Texto extraído ::

O conjunto de métodos de organização e lutas por melhores condições de vida, são formas de estabelecer os patamares aceitáveis da exploração da força de trabalho em cada época ou conjuntura histórica. 

 

Elevar esse nível da luta cotidiana para patamares superiores, capazes de superar as condições objetivas e estruturais da exploração e da opressão é uma tarefa dos militantes, de grupos e setores da classe trabalhadora, que sempre existiram e devemos render nossas homenagens e respeito. 

 

Revisitar os 102 anos da primeira greve geral é também revisitar a pauta da época e os patamares da exploração, que estavam sendo negociados. Assim como os custos da reprodução social, inteiramente recobrada sobre a classe trabalhadora e dentro desta, sobretudo, recaindo seu peso e ônus sobre os corpos das mulheres.

 

Revisitar esse conflito de classes é também se perguntar sobre a naturalização das origens das nossas lutas urbano operárias, datadas a grosso modo, como emergentes após o processo de industrialização dos anos de 1930. É, ao mesmo tempo, se questionar e olhar sobre a forma original à brasileira da luta popular, baseada em uma espécie de inquietação com resistência, com solidariedade organizada nos territórios da reprodução social. 

 

O sentido de mobilizar estas questões é para que nos vejamos como um povo, capaz de encontrarmos e forjarmos nossas próprias ferramentas – primeiro para sobrevivermos, e segundo para avançar no próprio conflito odioso entre o modo de vida social ainda vigente, centrado na senzala versus a casa grande.

 

Quanto às origens da luta de classes no Brasil, está longe de ter emergido no início do século XX, sob a direção política do anarco-sindicalismo, vindo da Europa junto a corrente imigratória dos italianos para São Paulo, embora estes tenham sido muito importantes, a luta de classes não se iniciou a cerca de cem anos. A formação da sociedade do trabalho, cindida em classes é parte de toda a nossa história, sendo a alma e a natureza do trabalho escravo, baseado na extrema violência, sem espaços de negociação das condições de extrema exploração.

Dados fornecidos ::

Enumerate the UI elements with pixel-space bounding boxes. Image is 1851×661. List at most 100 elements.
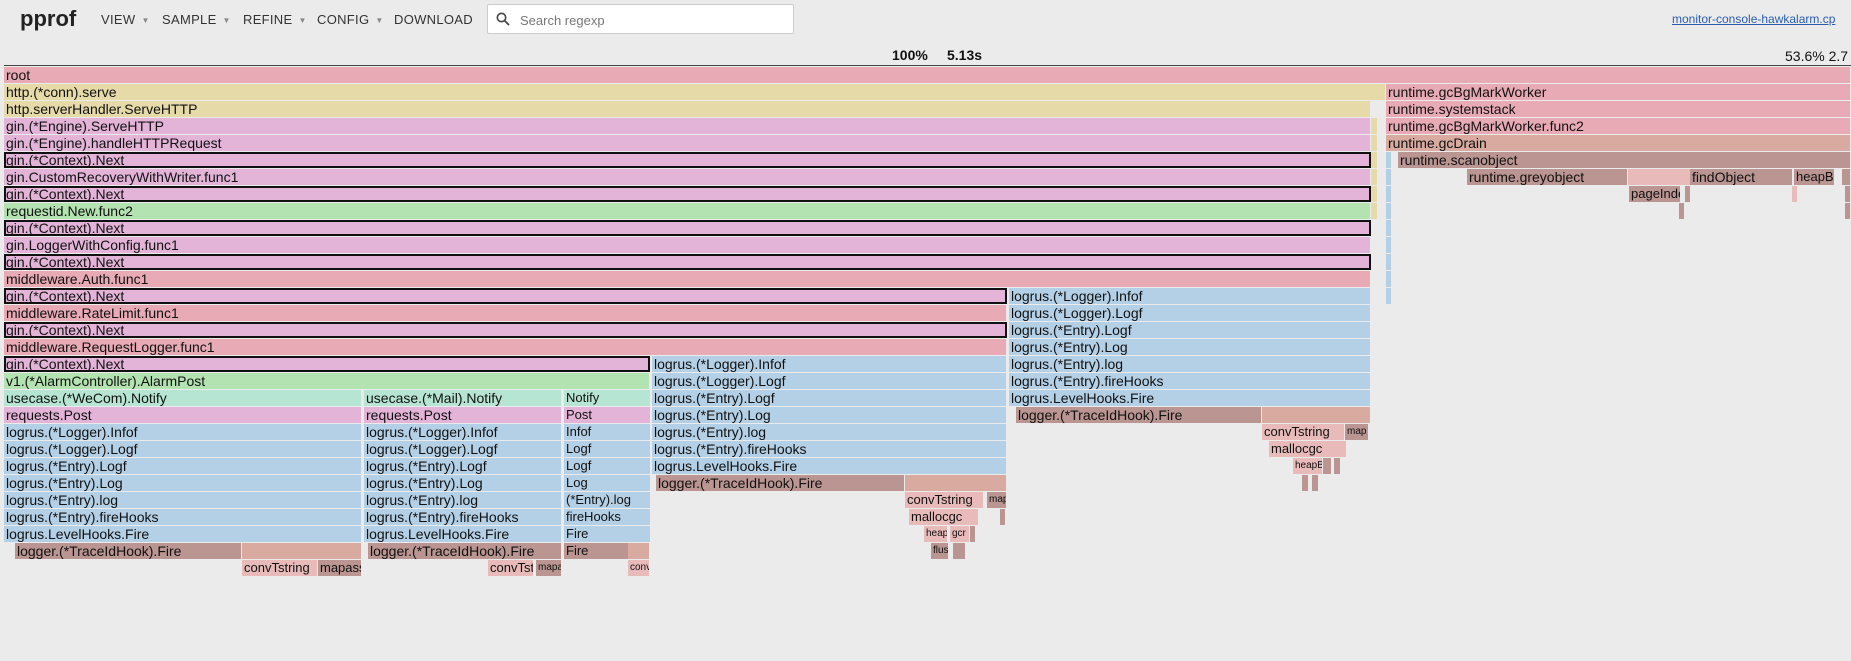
flame-frame[interactable] [1792,186,1798,202]
flame-frame[interactable] [1845,186,1851,202]
flame-frame[interactable]: gcr [950,526,970,542]
menu-view[interactable]: VIEW ▼ [101,12,150,27]
flame-frame[interactable]: findObject [1690,169,1793,185]
flame-frame[interactable]: usecase.(*WeCom).Notify [4,390,362,406]
flame-frame[interactable]: requestid.New.func2 [4,203,1371,219]
flame-frame[interactable]: logrus.(*Entry).log [364,492,562,508]
flame-frame[interactable]: (*Entry).log [564,492,651,508]
flame-frame[interactable]: logrus.(*Entry).Log [364,475,562,491]
flame-frame[interactable]: usecase.(*Mail).Notify [364,390,562,406]
flame-frame[interactable]: runtime.systemstack [1386,101,1851,117]
flame-frame[interactable]: conv [628,560,650,576]
flame-frame[interactable]: logrus.(*Logger).Logf [364,441,562,457]
flame-frame[interactable]: gin.(*Engine).handleHTTPRequest [4,135,1371,151]
menu-sample[interactable]: SAMPLE ▼ [162,12,231,27]
search-input[interactable] [518,9,792,31]
flame-frame[interactable]: map [987,492,1007,508]
flame-frame[interactable]: Fire [564,526,651,542]
flame-frame[interactable]: heapBits [1293,458,1323,474]
flame-frame[interactable]: gin.(*Engine).ServeHTTP [4,118,1371,134]
flame-frame[interactable]: mallocgc [1269,441,1347,457]
flame-frame[interactable] [1845,203,1851,219]
flame-frame[interactable]: logrus.(*Logger).Logf [1009,305,1371,321]
profile-link[interactable]: monitor-console-hawkalarm.cp [1672,12,1836,26]
flame-frame[interactable]: logger.(*TraceIdHook).Fire [368,543,562,559]
flame-frame[interactable]: logrus.(*Entry).log [652,424,1007,440]
flame-frame[interactable]: logger.(*TraceIdHook).Fire [656,475,905,491]
flame-frame[interactable] [970,526,976,542]
flame-frame[interactable]: runtime.greyobject [1467,169,1628,185]
flame-frame[interactable]: logger.(*TraceIdHook).Fire [1016,407,1262,423]
flame-frame[interactable]: gin.(*Context).Next [4,288,1007,304]
flame-frame[interactable] [1842,169,1851,185]
flame-frame[interactable] [1000,509,1006,525]
flame-frame[interactable]: logrus.(*Logger).Logf [4,441,362,457]
menu-refine[interactable]: REFINE ▼ [243,12,307,27]
flame-frame[interactable]: http.(*conn).serve [4,84,1386,100]
flame-frame[interactable]: middleware.RateLimit.func1 [4,305,1007,321]
flame-frame[interactable] [953,543,966,559]
flame-frame[interactable] [1386,288,1392,304]
flame-frame[interactable]: runtime.scanobject [1398,152,1851,168]
flame-frame[interactable] [905,475,1007,491]
flame-frame[interactable]: http.serverHandler.ServeHTTP [4,101,1371,117]
flame-frame[interactable]: runtime.gcBgMarkWorker [1386,84,1851,100]
flame-frame[interactable]: gin.CustomRecoveryWithWriter.func1 [4,169,1371,185]
flame-frame[interactable]: logrus.(*Logger).Infof [4,424,362,440]
flame-frame[interactable]: Post [564,407,651,423]
flame-frame[interactable]: logrus.LevelHooks.Fire [4,526,362,542]
flame-frame[interactable] [1386,152,1392,168]
flame-frame[interactable]: mapa [536,560,562,576]
flame-frame[interactable] [1386,186,1392,202]
flame-frame[interactable]: Fire [564,543,629,559]
flame-frame[interactable]: gin.(*Context).Next [4,220,1371,236]
flame-frame[interactable]: middleware.RequestLogger.func1 [4,339,1007,355]
flame-frame[interactable]: logrus.(*Entry).fireHooks [364,509,562,525]
menu-config[interactable]: CONFIG ▼ [317,12,384,27]
flame-frame[interactable]: heapB [1794,169,1835,185]
flame-frame[interactable] [1262,407,1371,423]
flame-frame[interactable]: logrus.(*Entry).log [4,492,362,508]
flame-frame[interactable]: heapB [924,526,948,542]
flame-frame[interactable]: logger.(*TraceIdHook).Fire [15,543,242,559]
flame-frame[interactable] [1371,186,1378,202]
flame-frame[interactable] [1386,169,1392,185]
flame-frame[interactable]: logrus.(*Logger).Infof [652,356,1007,372]
flame-frame[interactable]: pageInde [1629,186,1681,202]
flame-frame[interactable]: gin.(*Context).Next [4,254,1371,270]
flame-frame[interactable]: logrus.(*Entry).fireHooks [652,441,1007,457]
flame-frame[interactable] [1371,118,1378,134]
flame-frame[interactable]: Infof [564,424,651,440]
flame-frame[interactable]: convTstri [488,560,534,576]
flame-frame[interactable]: logrus.(*Entry).Logf [4,458,362,474]
flame-frame[interactable]: Logf [564,458,651,474]
flame-frame[interactable]: Log [564,475,651,491]
flame-frame[interactable]: gin.(*Context).Next [4,186,1371,202]
flame-frame[interactable] [1386,203,1392,219]
flame-frame[interactable] [1386,271,1392,287]
flame-frame[interactable] [1371,135,1378,151]
flame-frame[interactable]: logrus.(*Entry).fireHooks [1009,373,1371,389]
flame-frame[interactable]: gin.LoggerWithConfig.func1 [4,237,1371,253]
flame-frame[interactable] [1323,458,1332,474]
flame-frame[interactable]: logrus.LevelHooks.Fire [1009,390,1371,406]
flame-frame[interactable] [1312,475,1319,491]
flame-frame[interactable]: convTstring [905,492,984,508]
flame-frame[interactable]: gin.(*Context).Next [4,152,1371,168]
menu-download[interactable]: DOWNLOAD [394,12,473,27]
flame-frame[interactable] [1685,186,1691,202]
flame-frame[interactable]: fireHooks [564,509,651,525]
flame-frame[interactable] [1679,203,1685,219]
flame-frame[interactable] [1386,254,1392,270]
flame-frame[interactable]: logrus.(*Entry).Logf [1009,322,1371,338]
flame-frame[interactable]: logrus.(*Logger).Infof [364,424,562,440]
flame-frame[interactable]: logrus.(*Entry).fireHooks [4,509,362,525]
flame-frame[interactable]: mallocgc [909,509,979,525]
flame-frame[interactable]: map [1345,424,1369,440]
flame-frame[interactable]: logrus.(*Entry).Log [652,407,1007,423]
flame-frame[interactable]: logrus.(*Entry).Log [4,475,362,491]
flame-frame[interactable] [1371,169,1378,185]
flame-frame[interactable] [242,543,362,559]
flame-frame[interactable]: mapassi [318,560,362,576]
flame-frame[interactable] [1628,169,1691,185]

O que fazer ::
(1) Resuma o texto extraído em duas frases.
(2) Repita o trecho do texto extraído que começa com "Revisitar os 102" e vai até "corpos das mulheres.".
Responda usando apenas o texto.

Respostas do exercício ::
(1) Revisitar os 102 anos da primeira greve geral é rever a pauta e os patamares de exploração da época, além dos custos da reprodução social, que recaíram sobre a classe trabalhadora e sobretudo sobre as mulheres. A luta de classes no Brasil não começou no início do século XX com o anarco-sindicalismo trazido pelos imigrantes italianos, mas faz parte de toda a nossa história e está ligada ao trabalho escravo, baseado na extrema violência.

(2)
Revisitar os 102 anos da primeira greve geral é também revisitar a pauta da época e os patamares da exploração, que estavam sendo negociados. Assim como os custos da reprodução social, inteiramente recobrada sobre a classe trabalhadora e dentro desta, sobretudo, recaindo seu peso e ônus sobre os corpos das mulheres.